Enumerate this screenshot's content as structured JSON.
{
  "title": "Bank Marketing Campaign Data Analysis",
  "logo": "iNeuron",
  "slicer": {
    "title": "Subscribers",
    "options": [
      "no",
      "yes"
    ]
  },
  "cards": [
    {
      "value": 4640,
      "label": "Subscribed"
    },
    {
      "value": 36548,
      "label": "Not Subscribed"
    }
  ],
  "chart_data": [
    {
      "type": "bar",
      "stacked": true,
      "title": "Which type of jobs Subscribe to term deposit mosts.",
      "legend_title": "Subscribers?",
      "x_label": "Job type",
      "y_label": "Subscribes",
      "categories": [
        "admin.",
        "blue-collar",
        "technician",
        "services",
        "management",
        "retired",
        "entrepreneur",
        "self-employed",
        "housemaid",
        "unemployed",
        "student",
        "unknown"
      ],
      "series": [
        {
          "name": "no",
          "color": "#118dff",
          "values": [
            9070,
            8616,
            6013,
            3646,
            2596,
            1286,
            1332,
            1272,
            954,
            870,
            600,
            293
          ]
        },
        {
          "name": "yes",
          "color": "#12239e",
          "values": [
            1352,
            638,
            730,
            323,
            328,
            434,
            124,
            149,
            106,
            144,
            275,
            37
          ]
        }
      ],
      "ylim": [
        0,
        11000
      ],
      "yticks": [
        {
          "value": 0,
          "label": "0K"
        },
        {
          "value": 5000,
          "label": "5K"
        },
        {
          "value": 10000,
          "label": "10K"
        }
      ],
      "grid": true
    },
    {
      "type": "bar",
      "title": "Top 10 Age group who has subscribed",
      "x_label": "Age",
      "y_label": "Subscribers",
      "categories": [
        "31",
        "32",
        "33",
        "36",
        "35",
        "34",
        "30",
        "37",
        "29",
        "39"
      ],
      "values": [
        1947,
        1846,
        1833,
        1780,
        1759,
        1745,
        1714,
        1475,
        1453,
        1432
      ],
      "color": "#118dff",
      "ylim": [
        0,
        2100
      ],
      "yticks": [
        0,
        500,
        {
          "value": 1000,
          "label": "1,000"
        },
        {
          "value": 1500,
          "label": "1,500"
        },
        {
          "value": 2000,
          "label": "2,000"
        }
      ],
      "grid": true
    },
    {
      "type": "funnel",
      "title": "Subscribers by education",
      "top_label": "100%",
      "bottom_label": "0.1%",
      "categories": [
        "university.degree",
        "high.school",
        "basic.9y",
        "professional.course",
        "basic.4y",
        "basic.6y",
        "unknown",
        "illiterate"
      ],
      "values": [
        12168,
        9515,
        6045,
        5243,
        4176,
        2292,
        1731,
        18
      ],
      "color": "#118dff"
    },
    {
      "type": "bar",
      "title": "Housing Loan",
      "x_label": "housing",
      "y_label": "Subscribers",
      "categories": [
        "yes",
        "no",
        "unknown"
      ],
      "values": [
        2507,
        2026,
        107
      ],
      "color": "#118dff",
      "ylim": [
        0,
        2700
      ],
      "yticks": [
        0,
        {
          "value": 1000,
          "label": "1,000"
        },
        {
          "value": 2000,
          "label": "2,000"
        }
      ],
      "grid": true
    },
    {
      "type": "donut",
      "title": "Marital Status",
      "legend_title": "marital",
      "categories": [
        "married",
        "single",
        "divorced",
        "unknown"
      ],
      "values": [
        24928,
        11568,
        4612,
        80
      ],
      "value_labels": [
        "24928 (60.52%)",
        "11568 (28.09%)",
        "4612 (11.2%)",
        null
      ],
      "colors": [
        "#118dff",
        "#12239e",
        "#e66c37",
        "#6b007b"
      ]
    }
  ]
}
____
Copy each line of the records containing the string "Subscribers".

- _Solution for this problem_
    "title": "Subscribers",
      "legend_title": "Subscribers?",
      "y_label": "Subscribers",
      "title": "Subscribers by education",
      "y_label": "Subscribers",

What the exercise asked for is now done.